> [Tekstfragment]
Vragen van het lid Dijkgraaf (SGP) aan de Staatssecretaris van Economische Zaken over het aan Brussel voorgelegde gebruiksverbod voor imidacloprid in de glastuinbouw (ingezonden 9 juni 2016).

Antwoord van Staatssecretaris van Dam (Economische Zaken) (ontvangen 7 juli 2016).

Vraag 1

Bent u bereid het aan de Europese Commissie ter notificatie voorgelegde ontwerpbesluit tot wijziging van het Besluit gewasbeschermingsmiddelen en biociden in verband met het niet toestaan van het gebruik van middelen op basis van imidacloprid in specifieke gebieden ook naar de Kamer te sturen?1

Vraag 2

Waarom heeft u de Kamer niet eerder geïnformeerd over de inhoud van het aan Brussel ter notificatie voorgelegde ontwerpbesluit?

Vraag 3

Klopt het dat het Register beschermde gebieden KRW Nederland vermeldt dat Nederland met het oog op de uitvoering van de Nitraatrichtlijn en de Richtlijn stedelijk afvalwater om reden van een landelijke toepassing van deze richtlijnen geen beschermde gebieden heeft aangewezen, en dat heel Nederland derhalve niet gezien kan worden als specifiek gebied in de zin van artikel 12, onderdeel b, van de Richtlijn duurzaam gebruik gewasbeschermingsmiddelen?

Vraag 4

Is de veronderstelling waar dat het op grond van artikel 12 van de Richtlijn duurzaam gebruik gewasbeschermingsmiddelen moet gaan om «passende risicobeheersmaatregelen», dat een verbod op het gebruik van het middel imidacloprid niet zorgt voor vermindering van de nutriëntenbelasting van het nutriëntgevoelige Nederland en dat dit verbod derhalve niet passend is?

> [Opdracht]
Schrijf uit de Kamervragen over imidacloprid het stuk over dat begint bij "Vragen van het" en eindigt bij "notificatie voorgelegde ontwerpbesluit?".

> [Gegevens]
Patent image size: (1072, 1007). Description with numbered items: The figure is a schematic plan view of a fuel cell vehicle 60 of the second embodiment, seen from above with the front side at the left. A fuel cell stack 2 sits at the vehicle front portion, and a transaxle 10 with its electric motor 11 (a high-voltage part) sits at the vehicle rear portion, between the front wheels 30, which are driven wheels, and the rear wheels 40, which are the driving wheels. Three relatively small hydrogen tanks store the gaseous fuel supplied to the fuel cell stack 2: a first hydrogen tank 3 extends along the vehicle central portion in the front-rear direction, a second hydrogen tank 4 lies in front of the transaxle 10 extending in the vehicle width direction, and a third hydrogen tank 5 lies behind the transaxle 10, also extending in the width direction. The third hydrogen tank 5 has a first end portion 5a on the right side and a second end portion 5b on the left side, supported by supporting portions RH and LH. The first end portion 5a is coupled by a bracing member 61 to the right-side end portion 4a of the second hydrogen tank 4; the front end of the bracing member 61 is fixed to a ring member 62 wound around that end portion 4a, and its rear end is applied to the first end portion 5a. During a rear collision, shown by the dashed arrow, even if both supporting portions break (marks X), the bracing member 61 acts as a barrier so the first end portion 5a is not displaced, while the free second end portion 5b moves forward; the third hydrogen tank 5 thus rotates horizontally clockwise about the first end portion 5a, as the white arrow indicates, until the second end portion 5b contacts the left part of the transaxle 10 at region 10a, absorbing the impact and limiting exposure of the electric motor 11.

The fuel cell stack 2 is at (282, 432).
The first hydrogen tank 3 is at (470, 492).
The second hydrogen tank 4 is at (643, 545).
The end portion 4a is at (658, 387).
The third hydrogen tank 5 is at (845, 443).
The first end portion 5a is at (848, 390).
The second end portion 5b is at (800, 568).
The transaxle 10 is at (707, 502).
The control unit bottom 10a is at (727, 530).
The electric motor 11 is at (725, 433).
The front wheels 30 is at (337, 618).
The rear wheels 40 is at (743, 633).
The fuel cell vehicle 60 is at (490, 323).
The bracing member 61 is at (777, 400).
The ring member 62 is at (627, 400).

> [Oplossing]
Vragen van het lid Dijkgraaf (SGP) aan de Staatssecretaris van Economische Zaken over het aan Brussel voorgelegde gebruiksverbod voor imidacloprid in de glastuinbouw (ingezonden 9 juni 2016).

Antwoord van Staatssecretaris van Dam (Economische Zaken) (ontvangen 7 juli 2016).

Vraag 1

Bent u bereid het aan de Europese Commissie ter notificatie voorgelegde ontwerpbesluit tot wijziging van het Besluit gewasbeschermingsmiddelen en biociden in verband met het niet toestaan van het gebruik van middelen op basis van imidacloprid in specifieke gebieden ook naar de Kamer te sturen?1

Vraag 2

Waarom heeft u de Kamer niet eerder geïnformeerd over de inhoud van het aan Brussel ter notificatie voorgelegde ontwerpbesluit?